→ **PROBLEM DESCRIPTION**
Tally the lines that hold the word "wywiadu" and reply with that figure only.
★ ★ ★ ★
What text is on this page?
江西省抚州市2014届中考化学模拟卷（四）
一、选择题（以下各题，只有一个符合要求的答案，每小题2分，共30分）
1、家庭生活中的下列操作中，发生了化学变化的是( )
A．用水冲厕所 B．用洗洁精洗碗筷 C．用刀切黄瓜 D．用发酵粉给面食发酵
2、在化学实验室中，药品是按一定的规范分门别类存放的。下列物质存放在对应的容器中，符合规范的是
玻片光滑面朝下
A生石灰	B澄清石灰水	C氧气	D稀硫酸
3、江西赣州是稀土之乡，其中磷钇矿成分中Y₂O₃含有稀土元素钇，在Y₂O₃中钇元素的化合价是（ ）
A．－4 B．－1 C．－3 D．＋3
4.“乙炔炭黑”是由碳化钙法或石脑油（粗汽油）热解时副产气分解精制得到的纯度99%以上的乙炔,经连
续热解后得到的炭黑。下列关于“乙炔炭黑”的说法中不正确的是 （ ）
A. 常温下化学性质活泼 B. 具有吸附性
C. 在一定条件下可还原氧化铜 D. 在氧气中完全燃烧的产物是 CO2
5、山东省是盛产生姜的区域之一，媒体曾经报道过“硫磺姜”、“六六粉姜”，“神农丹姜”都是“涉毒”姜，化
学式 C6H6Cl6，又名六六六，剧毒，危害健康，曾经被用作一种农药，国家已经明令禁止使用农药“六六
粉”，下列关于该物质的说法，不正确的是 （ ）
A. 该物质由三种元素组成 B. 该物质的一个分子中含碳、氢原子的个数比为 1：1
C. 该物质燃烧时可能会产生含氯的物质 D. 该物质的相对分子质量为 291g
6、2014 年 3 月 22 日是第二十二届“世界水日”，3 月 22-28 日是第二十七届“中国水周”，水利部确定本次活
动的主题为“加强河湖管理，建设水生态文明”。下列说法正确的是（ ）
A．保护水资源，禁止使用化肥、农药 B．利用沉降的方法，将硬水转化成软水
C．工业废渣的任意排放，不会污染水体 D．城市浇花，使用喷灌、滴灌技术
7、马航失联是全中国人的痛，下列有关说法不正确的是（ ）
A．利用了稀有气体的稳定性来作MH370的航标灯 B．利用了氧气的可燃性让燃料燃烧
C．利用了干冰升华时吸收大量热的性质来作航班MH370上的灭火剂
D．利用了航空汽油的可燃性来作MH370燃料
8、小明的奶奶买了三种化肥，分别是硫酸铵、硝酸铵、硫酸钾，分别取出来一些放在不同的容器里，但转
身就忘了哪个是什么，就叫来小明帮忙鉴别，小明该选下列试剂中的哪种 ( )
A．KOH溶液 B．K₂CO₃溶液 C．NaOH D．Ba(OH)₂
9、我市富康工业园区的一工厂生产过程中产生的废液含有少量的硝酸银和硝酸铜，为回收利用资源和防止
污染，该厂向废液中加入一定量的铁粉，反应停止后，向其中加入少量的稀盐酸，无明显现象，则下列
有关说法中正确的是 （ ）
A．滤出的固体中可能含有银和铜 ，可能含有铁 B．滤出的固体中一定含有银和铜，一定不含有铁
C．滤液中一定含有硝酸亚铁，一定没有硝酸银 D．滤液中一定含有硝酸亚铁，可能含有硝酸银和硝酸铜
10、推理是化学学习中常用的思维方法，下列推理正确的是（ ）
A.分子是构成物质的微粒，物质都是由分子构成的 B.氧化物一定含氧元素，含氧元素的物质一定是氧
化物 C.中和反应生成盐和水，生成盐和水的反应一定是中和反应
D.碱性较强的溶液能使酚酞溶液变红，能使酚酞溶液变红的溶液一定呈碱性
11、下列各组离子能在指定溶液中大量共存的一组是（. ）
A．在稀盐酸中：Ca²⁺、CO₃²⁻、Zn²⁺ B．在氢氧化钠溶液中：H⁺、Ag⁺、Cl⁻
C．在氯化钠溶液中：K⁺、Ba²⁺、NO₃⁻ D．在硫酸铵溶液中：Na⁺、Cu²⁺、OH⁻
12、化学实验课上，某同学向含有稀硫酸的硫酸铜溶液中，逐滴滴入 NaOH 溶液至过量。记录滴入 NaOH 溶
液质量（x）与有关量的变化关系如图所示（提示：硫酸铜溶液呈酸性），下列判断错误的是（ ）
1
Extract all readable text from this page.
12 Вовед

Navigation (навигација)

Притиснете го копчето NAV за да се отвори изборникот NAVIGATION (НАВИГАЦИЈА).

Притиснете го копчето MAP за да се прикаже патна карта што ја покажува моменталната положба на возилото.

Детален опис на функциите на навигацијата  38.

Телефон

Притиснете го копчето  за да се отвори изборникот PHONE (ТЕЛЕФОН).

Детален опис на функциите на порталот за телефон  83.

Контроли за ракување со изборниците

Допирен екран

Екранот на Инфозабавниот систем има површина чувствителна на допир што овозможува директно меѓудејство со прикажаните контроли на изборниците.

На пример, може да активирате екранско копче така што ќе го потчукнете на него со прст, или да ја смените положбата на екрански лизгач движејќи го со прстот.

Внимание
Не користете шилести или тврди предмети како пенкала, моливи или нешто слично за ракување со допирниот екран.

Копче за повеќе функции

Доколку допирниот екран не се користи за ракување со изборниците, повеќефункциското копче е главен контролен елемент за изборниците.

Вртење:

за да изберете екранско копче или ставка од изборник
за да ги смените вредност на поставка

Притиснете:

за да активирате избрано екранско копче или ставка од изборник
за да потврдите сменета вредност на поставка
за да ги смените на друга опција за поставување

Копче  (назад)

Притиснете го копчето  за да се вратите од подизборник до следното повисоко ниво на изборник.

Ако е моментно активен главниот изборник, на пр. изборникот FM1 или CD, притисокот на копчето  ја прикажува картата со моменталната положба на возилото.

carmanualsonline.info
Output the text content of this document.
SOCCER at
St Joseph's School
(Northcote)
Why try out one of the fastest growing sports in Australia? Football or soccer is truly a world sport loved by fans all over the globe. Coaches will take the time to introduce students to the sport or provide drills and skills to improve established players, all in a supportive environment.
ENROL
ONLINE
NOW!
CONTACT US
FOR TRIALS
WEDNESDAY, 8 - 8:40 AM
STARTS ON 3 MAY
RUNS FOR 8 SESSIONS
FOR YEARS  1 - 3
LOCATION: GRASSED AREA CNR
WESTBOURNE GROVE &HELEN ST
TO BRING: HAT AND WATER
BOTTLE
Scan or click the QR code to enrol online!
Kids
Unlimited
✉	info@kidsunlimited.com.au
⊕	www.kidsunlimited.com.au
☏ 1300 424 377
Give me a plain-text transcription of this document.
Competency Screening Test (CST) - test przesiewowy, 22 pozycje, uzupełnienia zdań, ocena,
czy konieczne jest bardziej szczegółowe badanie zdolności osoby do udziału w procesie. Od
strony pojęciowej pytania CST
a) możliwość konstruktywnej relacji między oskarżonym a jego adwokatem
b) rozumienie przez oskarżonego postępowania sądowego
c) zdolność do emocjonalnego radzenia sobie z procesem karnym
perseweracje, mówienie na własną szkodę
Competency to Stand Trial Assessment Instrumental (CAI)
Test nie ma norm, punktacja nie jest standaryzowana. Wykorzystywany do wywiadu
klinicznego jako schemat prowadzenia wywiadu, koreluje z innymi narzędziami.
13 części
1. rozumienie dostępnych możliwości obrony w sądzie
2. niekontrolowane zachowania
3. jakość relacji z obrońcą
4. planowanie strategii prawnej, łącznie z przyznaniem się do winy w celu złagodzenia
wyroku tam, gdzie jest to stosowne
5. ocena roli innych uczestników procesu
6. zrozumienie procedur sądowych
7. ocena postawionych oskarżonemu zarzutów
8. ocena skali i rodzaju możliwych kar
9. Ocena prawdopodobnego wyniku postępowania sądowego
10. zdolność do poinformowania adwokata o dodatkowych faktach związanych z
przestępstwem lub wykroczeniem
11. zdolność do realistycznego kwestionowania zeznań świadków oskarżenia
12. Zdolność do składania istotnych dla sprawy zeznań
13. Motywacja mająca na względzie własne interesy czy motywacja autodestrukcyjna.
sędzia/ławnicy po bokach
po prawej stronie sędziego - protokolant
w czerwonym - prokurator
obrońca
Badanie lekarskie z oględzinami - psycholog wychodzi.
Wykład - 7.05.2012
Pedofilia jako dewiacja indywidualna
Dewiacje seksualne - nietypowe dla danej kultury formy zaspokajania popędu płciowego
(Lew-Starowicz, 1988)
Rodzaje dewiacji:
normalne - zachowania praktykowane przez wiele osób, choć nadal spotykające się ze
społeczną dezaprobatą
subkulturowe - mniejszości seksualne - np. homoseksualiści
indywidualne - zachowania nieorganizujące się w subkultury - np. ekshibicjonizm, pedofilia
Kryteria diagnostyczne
★ ★ ★ ★
→ **ANSWER FOR THE TASK**
2